### Instructions for the task
Print the lines from the line with "pitch-column-header: Pitch <box>877" to the line with "wifi-icon <box>808 16 860 58</box>", keeping every character the same.

----- Data provided -----

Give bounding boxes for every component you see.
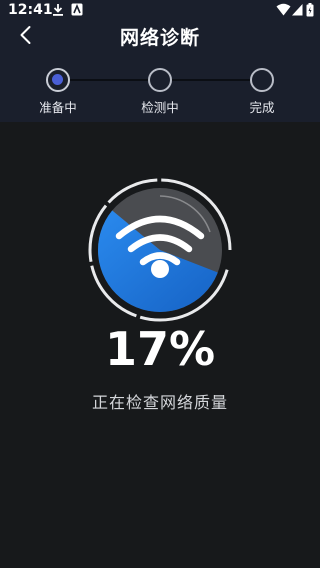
page-title: 网络诊断: [119, 27, 200, 49]
step-indicator-prepare: [46, 68, 70, 92]
progress-status-text: 正在检查网络质量: [91, 393, 228, 412]
top-panel: 12:41 网络诊断 准备中 检测中 完成: [0, 0, 320, 122]
status-time: 12:41: [8, 2, 53, 18]
step-indicator-done: [250, 68, 274, 92]
step-indicator-testing: [148, 68, 172, 92]
step-label-prepare: 准备中: [39, 100, 77, 115]
step-connector: [70, 79, 148, 81]
step-active-dot: [52, 74, 63, 85]
step-connector: [172, 79, 250, 81]
app-notification-icon: [71, 3, 83, 16]
app-header: 网络诊断: [0, 22, 320, 52]
progress-percent: 17%: [104, 322, 216, 376]
progress-gauge: [86, 176, 234, 324]
step-label-done: 完成: [249, 100, 275, 115]
signal-icon: [292, 4, 303, 16]
wifi-icon: [276, 3, 291, 16]
status-bar: 12:41: [0, 0, 320, 22]
battery-icon: [306, 3, 314, 17]
progress-steps: 准备中 检测中 完成: [0, 62, 320, 118]
download-icon: [53, 4, 63, 16]
step-label-testing: 检测中: [141, 100, 179, 115]
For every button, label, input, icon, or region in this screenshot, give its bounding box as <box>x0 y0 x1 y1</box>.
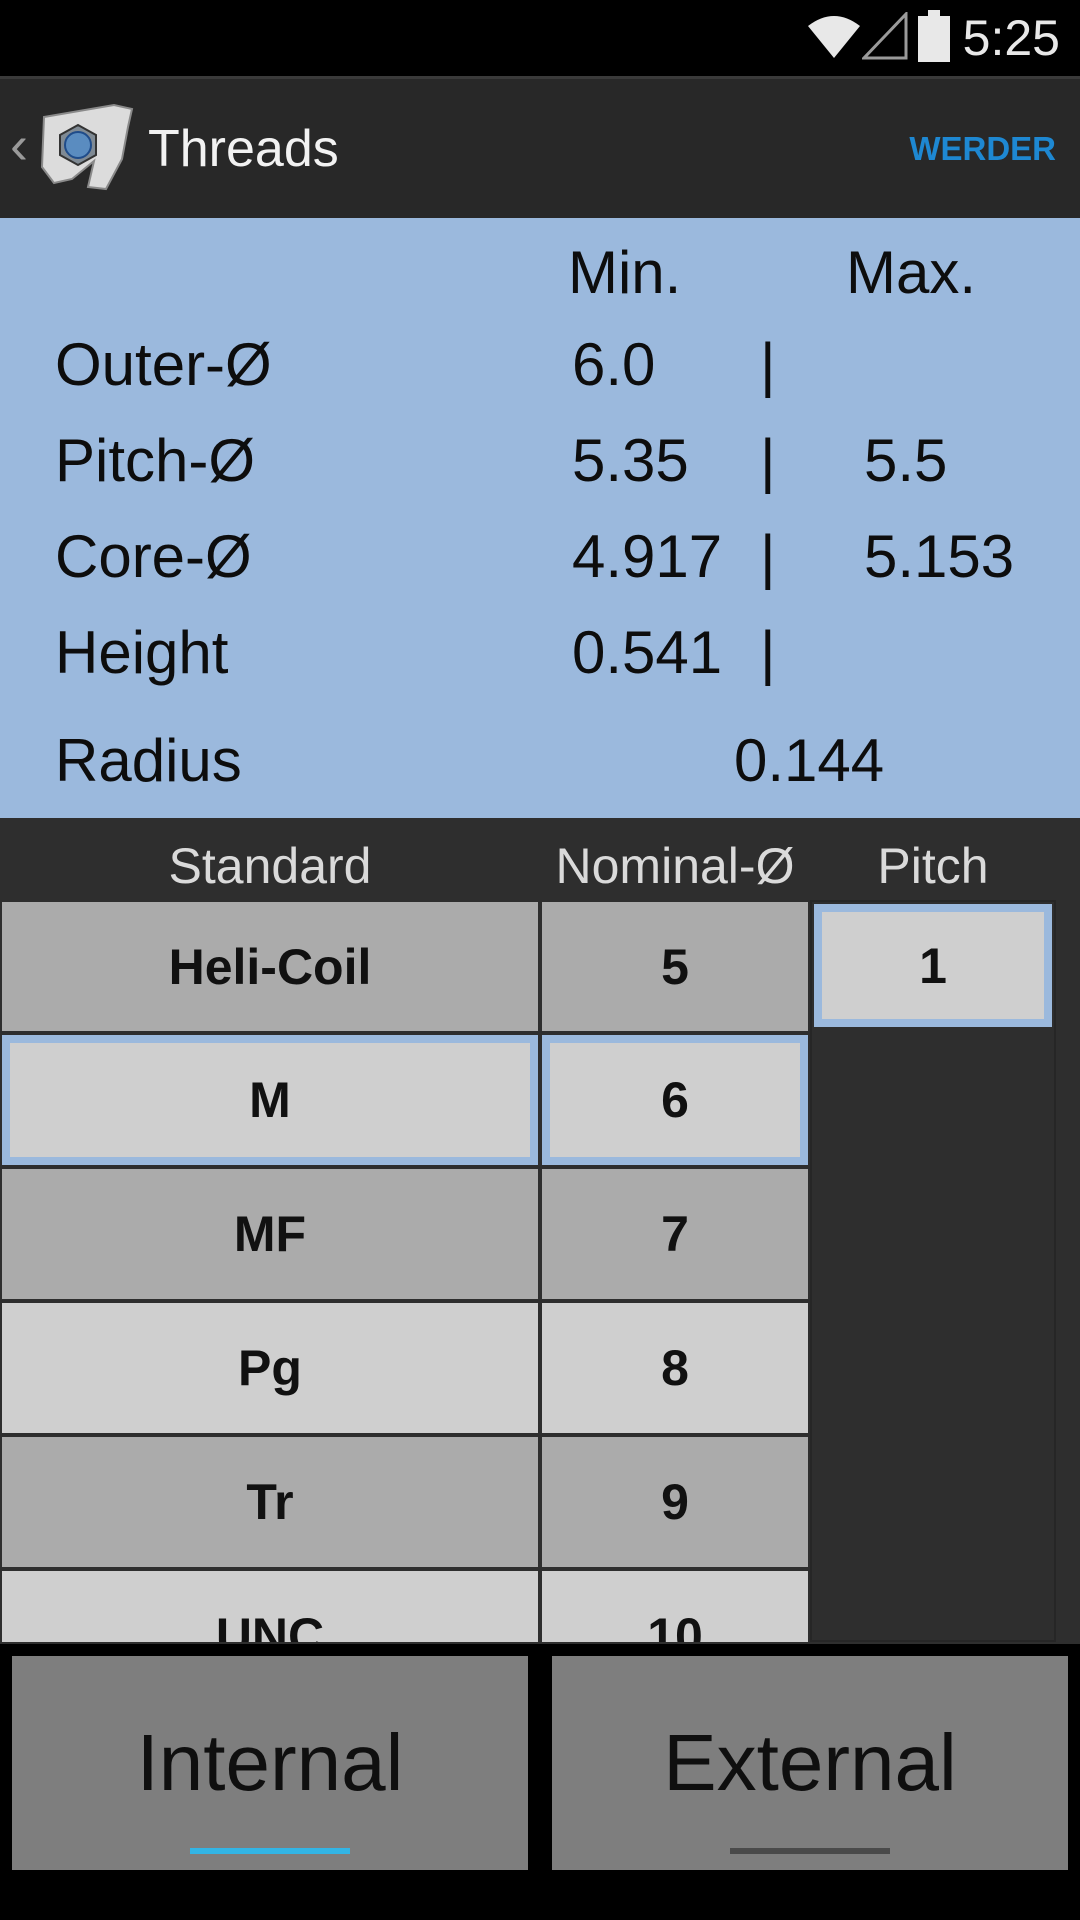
pitch-column-header: Pitch <box>877 838 989 894</box>
standard-item[interactable]: MF <box>0 1167 540 1301</box>
internal-button-label: Internal <box>136 1718 404 1807</box>
separator: | <box>760 331 776 398</box>
standard-item[interactable]: UNC <box>0 1569 540 1642</box>
inactive-indicator <box>730 1848 890 1854</box>
standard-column-header: Standard <box>168 838 372 894</box>
battery-icon <box>918 10 950 62</box>
core-diameter-max: 5.153 <box>864 523 1015 590</box>
nominal-item[interactable]: 8 <box>540 1301 810 1435</box>
standard-item[interactable]: Pg <box>0 1301 540 1435</box>
signal-icon <box>862 12 908 60</box>
standard-item-selected[interactable]: M <box>0 1033 540 1167</box>
nominal-item[interactable]: 10 <box>540 1569 810 1642</box>
core-diameter-label: Core-Ø <box>55 523 252 590</box>
thread-type-toggle: Internal External <box>0 1644 1080 1920</box>
pitch-item-selected[interactable]: 1 <box>812 902 1054 1029</box>
radius-label: Radius <box>55 727 242 794</box>
standard-list[interactable]: Heli-Coil M MF Pg Tr UNC <box>0 900 540 1642</box>
core-diameter-min: 4.917 <box>572 523 723 590</box>
nominal-item[interactable]: 9 <box>540 1435 810 1569</box>
pitch-diameter-max: 5.5 <box>864 427 948 494</box>
height-label: Height <box>55 619 229 686</box>
standard-item[interactable]: Heli-Coil <box>0 900 540 1033</box>
pitch-diameter-min: 5.35 <box>572 427 689 494</box>
nominal-item[interactable]: 5 <box>540 900 810 1033</box>
wifi-icon <box>808 16 860 58</box>
thread-selector: Standard Nominal-Ø Pitch Heli-Coil M MF … <box>0 818 1080 1644</box>
werder-link[interactable]: WERDER <box>909 129 1056 169</box>
external-button[interactable]: External <box>552 1656 1068 1870</box>
action-bar: ‹ Threads WERDER <box>0 76 1080 218</box>
active-indicator <box>190 1848 350 1854</box>
back-chevron-icon[interactable]: ‹ <box>10 115 28 175</box>
nominal-column-header: Nominal-Ø <box>555 838 795 894</box>
nominal-item[interactable]: 7 <box>540 1167 810 1301</box>
separator: | <box>760 427 776 494</box>
separator: | <box>760 523 776 590</box>
pitch-diameter-label: Pitch-Ø <box>55 427 256 494</box>
status-time: 5:25 <box>962 10 1060 66</box>
internal-button[interactable]: Internal <box>12 1656 528 1870</box>
external-button-label: External <box>663 1718 957 1807</box>
app-logo-icon[interactable] <box>36 97 136 197</box>
nominal-item-selected[interactable]: 6 <box>540 1033 810 1167</box>
app-title: Threads <box>148 120 339 178</box>
standard-item[interactable]: Tr <box>0 1435 540 1569</box>
pitch-list[interactable]: 1 <box>810 900 1056 1642</box>
outer-diameter-label: Outer-Ø <box>55 331 272 398</box>
height-min: 0.541 <box>572 619 723 686</box>
outer-diameter-min: 6.0 <box>572 331 656 398</box>
header-max: Max. <box>846 239 977 306</box>
separator: | <box>760 619 776 686</box>
status-bar: 5:25 <box>0 0 1080 76</box>
nominal-list[interactable]: 5 6 7 8 9 10 <box>540 900 810 1642</box>
results-panel: Min. Max. Outer-Ø 6.0 | Pitch-Ø 5.35 | 5… <box>0 218 1080 818</box>
radius-value: 0.144 <box>734 727 885 794</box>
header-min: Min. <box>568 239 682 306</box>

-----

### Worked solution
pitch-column-header: Pitch <box>877 838 989 894</box>
standard-item[interactable]: MF <box>0 1167 540 1301</box>
internal-button-label: Internal <box>136 1718 404 1807</box>
separator: | <box>760 331 776 398</box>
standard-item[interactable]: UNC <box>0 1569 540 1642</box>
inactive-indicator <box>730 1848 890 1854</box>
standard-column-header: Standard <box>168 838 372 894</box>
battery-icon <box>918 10 950 62</box>
core-diameter-max: 5.153 <box>864 523 1015 590</box>
nominal-item[interactable]: 8 <box>540 1301 810 1435</box>
standard-item[interactable]: Pg <box>0 1301 540 1435</box>
signal-icon <box>862 12 908 60</box>
standard-item-selected[interactable]: M <box>0 1033 540 1167</box>
nominal-item[interactable]: 10 <box>540 1569 810 1642</box>
core-diameter-label: Core-Ø <box>55 523 252 590</box>
thread-type-toggle: Internal External <box>0 1644 1080 1920</box>
pitch-item-selected[interactable]: 1 <box>812 902 1054 1029</box>
radius-label: Radius <box>55 727 242 794</box>
standard-list[interactable]: Heli-Coil M MF Pg Tr UNC <box>0 900 540 1642</box>
core-diameter-min: 4.917 <box>572 523 723 590</box>
nominal-item[interactable]: 9 <box>540 1435 810 1569</box>
pitch-diameter-max: 5.5 <box>864 427 948 494</box>
height-label: Height <box>55 619 229 686</box>
standard-item[interactable]: Heli-Coil <box>0 900 540 1033</box>
pitch-diameter-min: 5.35 <box>572 427 689 494</box>
nominal-item[interactable]: 5 <box>540 900 810 1033</box>
wifi-icon <box>808 16 860 58</box>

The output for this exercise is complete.